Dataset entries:
start
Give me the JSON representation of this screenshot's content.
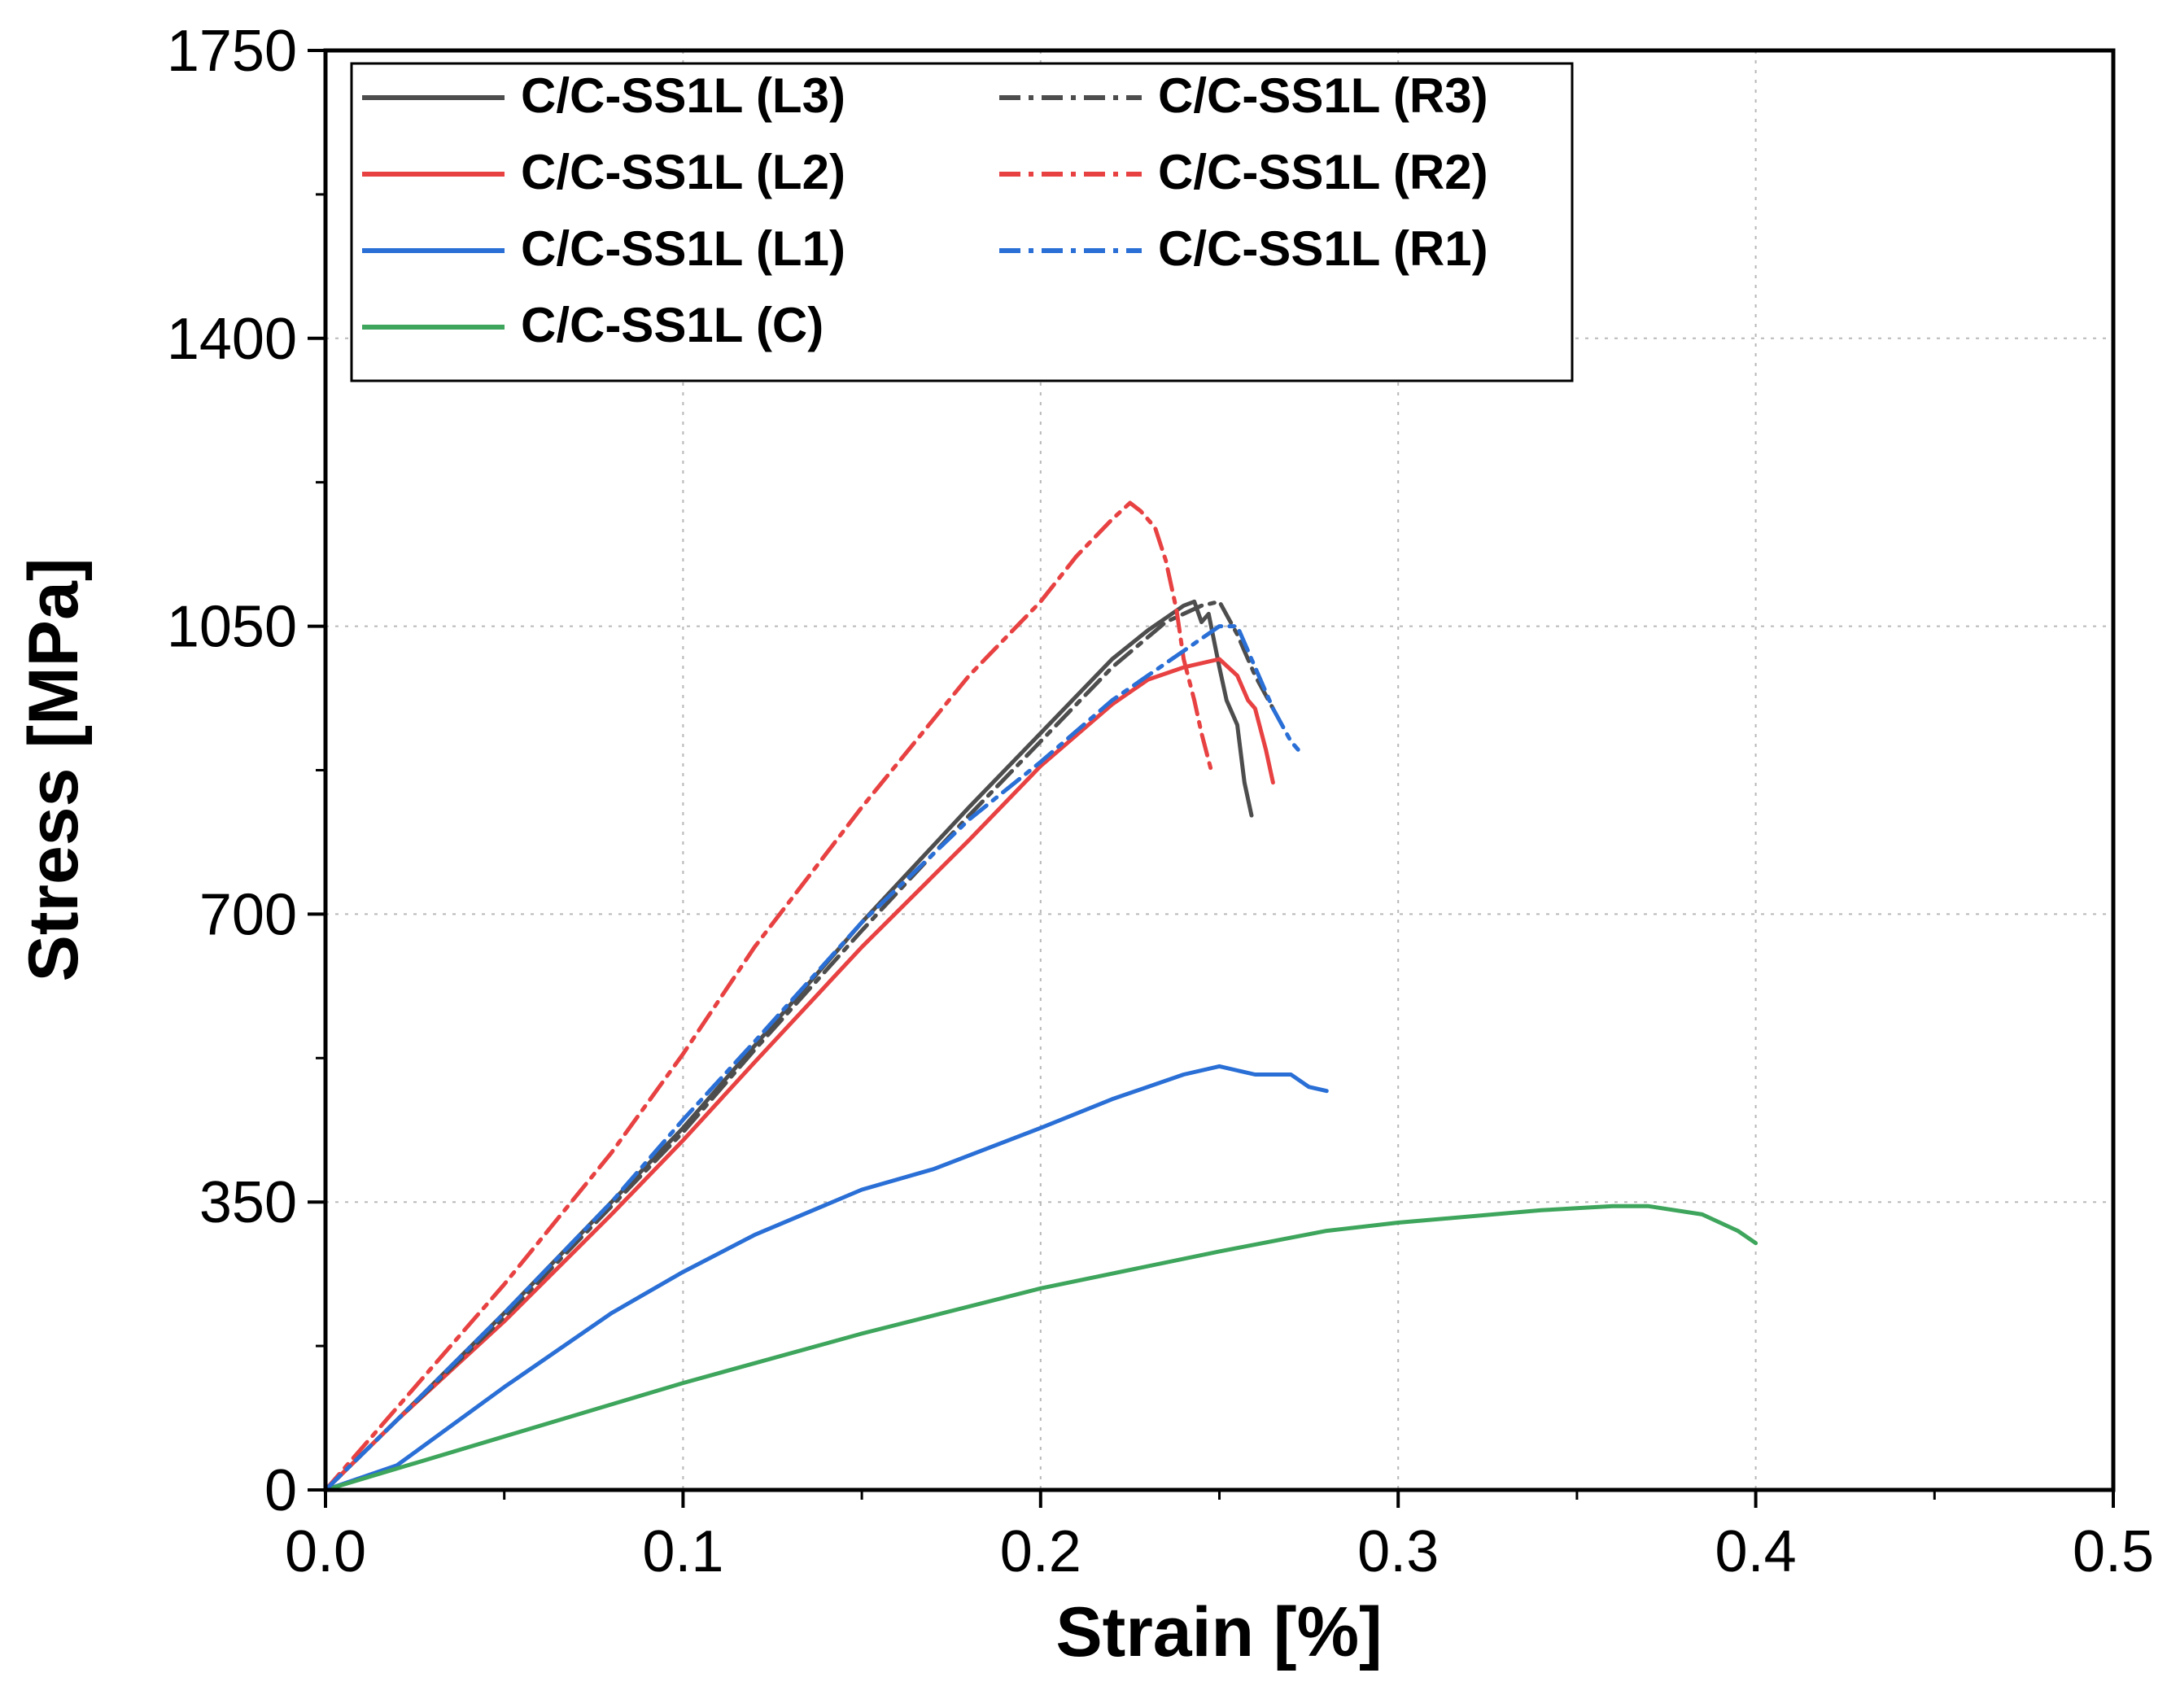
{
  "chart_data": {
    "type": "line",
    "title": "",
    "xlabel": "Strain [%]",
    "ylabel": "Stress [MPa]",
    "xlim": [
      0,
      0.5
    ],
    "ylim": [
      0,
      1750
    ],
    "xticks": [
      "0.0",
      "0.1",
      "0.2",
      "0.3",
      "0.4",
      "0.5"
    ],
    "yticks": [
      "0",
      "350",
      "700",
      "1050",
      "1400",
      "1750"
    ],
    "grid": true,
    "legend_position": "top-left",
    "series": [
      {
        "name": "C/C-SS1L (L3)",
        "color": "#4d4d4d",
        "style": "solid",
        "x": [
          0,
          0.02,
          0.05,
          0.08,
          0.1,
          0.12,
          0.15,
          0.18,
          0.2,
          0.22,
          0.23,
          0.235,
          0.24,
          0.243,
          0.245,
          0.247,
          0.25,
          0.252,
          0.255,
          0.257,
          0.259
        ],
        "y": [
          0,
          85,
          215,
          350,
          440,
          540,
          690,
          830,
          920,
          1010,
          1045,
          1060,
          1075,
          1080,
          1055,
          1065,
          1000,
          960,
          930,
          860,
          820
        ]
      },
      {
        "name": "C/C-SS1L (L2)",
        "color": "#e84142",
        "style": "solid",
        "x": [
          0,
          0.02,
          0.05,
          0.08,
          0.1,
          0.12,
          0.15,
          0.18,
          0.2,
          0.22,
          0.23,
          0.24,
          0.25,
          0.255,
          0.258,
          0.26,
          0.263,
          0.265
        ],
        "y": [
          0,
          85,
          205,
          335,
          425,
          520,
          660,
          790,
          880,
          955,
          985,
          1000,
          1010,
          990,
          960,
          950,
          900,
          860
        ]
      },
      {
        "name": "C/C-SS1L (L1)",
        "color": "#2a6fd6",
        "style": "solid",
        "x": [
          0,
          0.02,
          0.05,
          0.08,
          0.1,
          0.12,
          0.15,
          0.17,
          0.2,
          0.22,
          0.24,
          0.25,
          0.255,
          0.26,
          0.27,
          0.275,
          0.28
        ],
        "y": [
          0,
          30,
          125,
          215,
          265,
          310,
          365,
          390,
          440,
          475,
          505,
          515,
          510,
          505,
          505,
          490,
          485
        ]
      },
      {
        "name": "C/C-SS1L (C)",
        "color": "#3ea55c",
        "style": "solid",
        "x": [
          0,
          0.05,
          0.1,
          0.15,
          0.2,
          0.25,
          0.28,
          0.3,
          0.34,
          0.36,
          0.37,
          0.385,
          0.395,
          0.4
        ],
        "y": [
          0,
          65,
          130,
          190,
          245,
          290,
          315,
          325,
          340,
          345,
          345,
          335,
          315,
          300
        ]
      },
      {
        "name": "C/C-SS1L (R3)",
        "color": "#4d4d4d",
        "style": "dashdot",
        "x": [
          0,
          0.02,
          0.05,
          0.08,
          0.1,
          0.12,
          0.15,
          0.18,
          0.2,
          0.22,
          0.235,
          0.245,
          0.25,
          0.255,
          0.26,
          0.265
        ],
        "y": [
          0,
          85,
          210,
          345,
          435,
          535,
          680,
          820,
          910,
          1000,
          1055,
          1075,
          1080,
          1040,
          990,
          950
        ]
      },
      {
        "name": "C/C-SS1L (R2)",
        "color": "#e84142",
        "style": "dashdot",
        "x": [
          0,
          0.02,
          0.05,
          0.08,
          0.1,
          0.12,
          0.15,
          0.18,
          0.2,
          0.21,
          0.22,
          0.225,
          0.228,
          0.232,
          0.235,
          0.238,
          0.24,
          0.243,
          0.245,
          0.248
        ],
        "y": [
          0,
          100,
          250,
          410,
          530,
          660,
          830,
          990,
          1080,
          1135,
          1180,
          1200,
          1190,
          1170,
          1130,
          1070,
          1010,
          960,
          920,
          870
        ]
      },
      {
        "name": "C/C-SS1L (R1)",
        "color": "#2a6fd6",
        "style": "dashdot",
        "x": [
          0,
          0.02,
          0.05,
          0.08,
          0.1,
          0.12,
          0.15,
          0.18,
          0.2,
          0.22,
          0.24,
          0.25,
          0.255,
          0.26,
          0.265,
          0.27,
          0.272
        ],
        "y": [
          0,
          85,
          215,
          350,
          450,
          545,
          690,
          815,
          885,
          960,
          1020,
          1050,
          1050,
          1000,
          950,
          910,
          900
        ]
      }
    ]
  }
}
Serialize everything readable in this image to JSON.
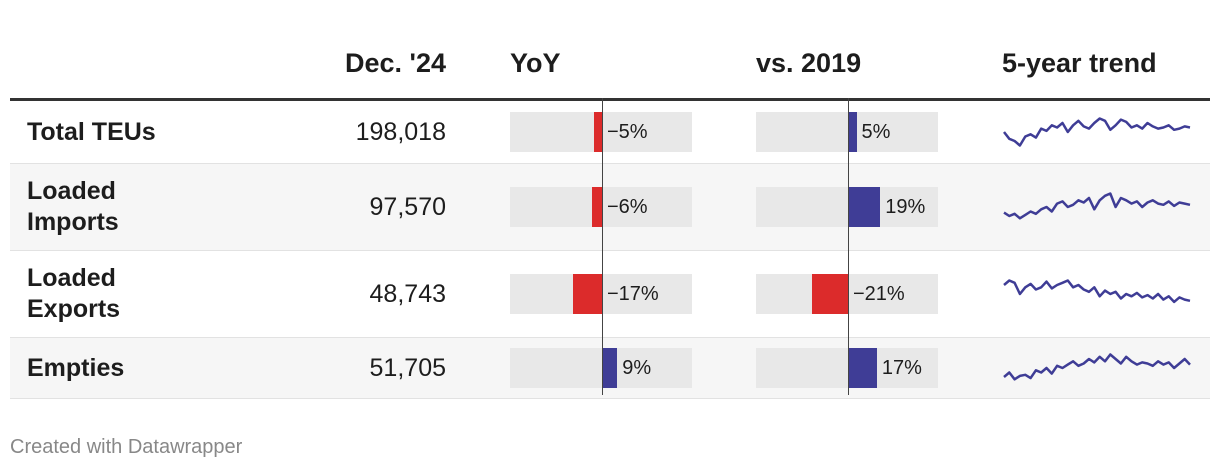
{
  "chart_data": {
    "type": "table",
    "columns": [
      "",
      "Dec. '24",
      "YoY",
      "vs. 2019",
      "5-year trend"
    ],
    "bar_domain": [
      -30,
      30
    ],
    "colors": {
      "negative": "#dc2b2b",
      "positive": "#3f3d96",
      "bar_background": "#e8e8e8",
      "sparkline": "#3f3d96"
    },
    "rows": [
      {
        "label": "Total TEUs",
        "value": "198,018",
        "yoy": -5,
        "yoy_label": "−5%",
        "vs2019": 5,
        "vs2019_label": "5%",
        "trend": [
          52,
          46,
          44,
          40,
          48,
          50,
          47,
          55,
          53,
          58,
          56,
          60,
          52,
          58,
          62,
          57,
          55,
          60,
          64,
          62,
          54,
          58,
          63,
          61,
          56,
          58,
          55,
          60,
          57,
          55,
          56,
          58,
          54,
          55,
          57,
          56
        ]
      },
      {
        "label": "Loaded Imports",
        "value": "97,570",
        "yoy": -6,
        "yoy_label": "−6%",
        "vs2019": 19,
        "vs2019_label": "19%",
        "trend": [
          47,
          44,
          46,
          42,
          45,
          48,
          46,
          50,
          52,
          48,
          55,
          57,
          52,
          54,
          58,
          56,
          60,
          50,
          58,
          62,
          64,
          52,
          60,
          58,
          55,
          57,
          52,
          56,
          58,
          55,
          54,
          57,
          53,
          56,
          55,
          54
        ]
      },
      {
        "label": "Loaded Exports",
        "value": "48,743",
        "yoy": -17,
        "yoy_label": "−17%",
        "vs2019": -21,
        "vs2019_label": "−21%",
        "trend": [
          60,
          64,
          62,
          52,
          58,
          61,
          56,
          58,
          63,
          57,
          60,
          62,
          64,
          58,
          60,
          56,
          54,
          58,
          50,
          55,
          52,
          54,
          48,
          52,
          50,
          53,
          49,
          51,
          48,
          52,
          47,
          50,
          45,
          49,
          47,
          46
        ]
      },
      {
        "label": "Empties",
        "value": "51,705",
        "yoy": 9,
        "yoy_label": "9%",
        "vs2019": 17,
        "vs2019_label": "17%",
        "trend": [
          44,
          48,
          42,
          45,
          46,
          43,
          50,
          48,
          52,
          47,
          54,
          52,
          55,
          58,
          54,
          56,
          60,
          57,
          62,
          58,
          64,
          60,
          56,
          62,
          58,
          55,
          57,
          56,
          54,
          58,
          55,
          57,
          52,
          56,
          60,
          55
        ]
      }
    ]
  },
  "footer": {
    "credit": "Created with Datawrapper"
  }
}
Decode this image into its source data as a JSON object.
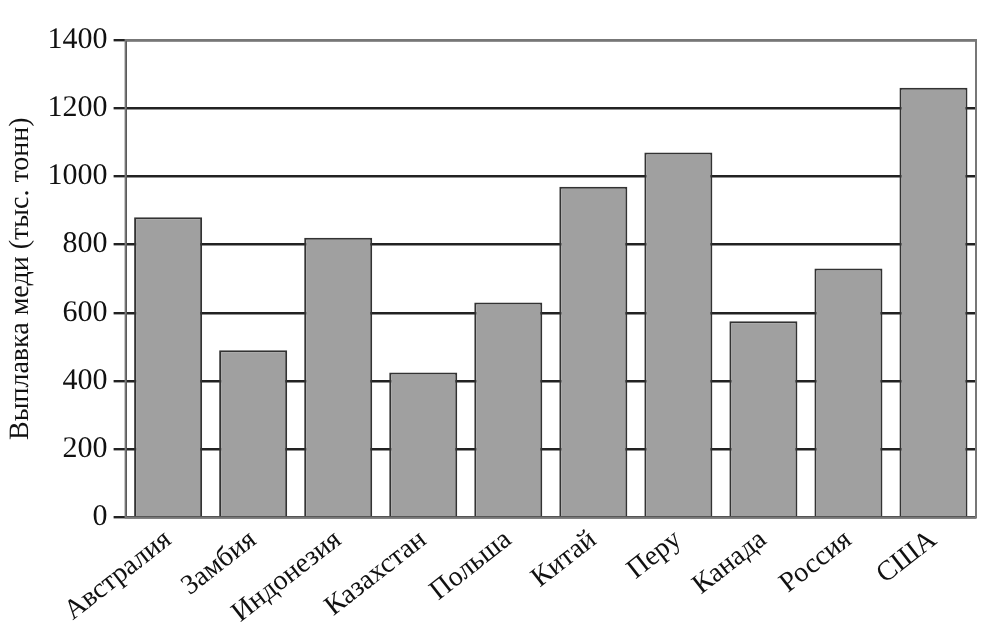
{
  "chart_data": {
    "type": "bar",
    "ylabel": "Выплавка меди (тыс. тонн)",
    "categories": [
      "Австралия",
      "Замбия",
      "Индонезия",
      "Казахстан",
      "Польша",
      "Китай",
      "Перу",
      "Канада",
      "Россия",
      "США"
    ],
    "values": [
      880,
      490,
      820,
      425,
      630,
      970,
      1070,
      575,
      730,
      1260
    ],
    "color": "#a0a0a0",
    "ylim": [
      0,
      1400
    ],
    "yticks": [
      0,
      200,
      400,
      600,
      800,
      1000,
      1200,
      1400
    ],
    "grid": "y",
    "legend": false
  }
}
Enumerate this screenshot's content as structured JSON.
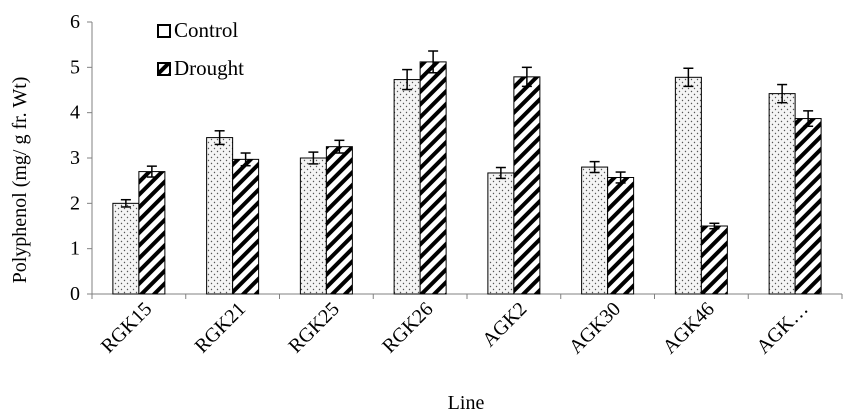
end
Pick out every line of the listing containing the word "image", and show those lines.

Serialize everything readable in this image to JSON.
Decode this image into its source data as a JSON object.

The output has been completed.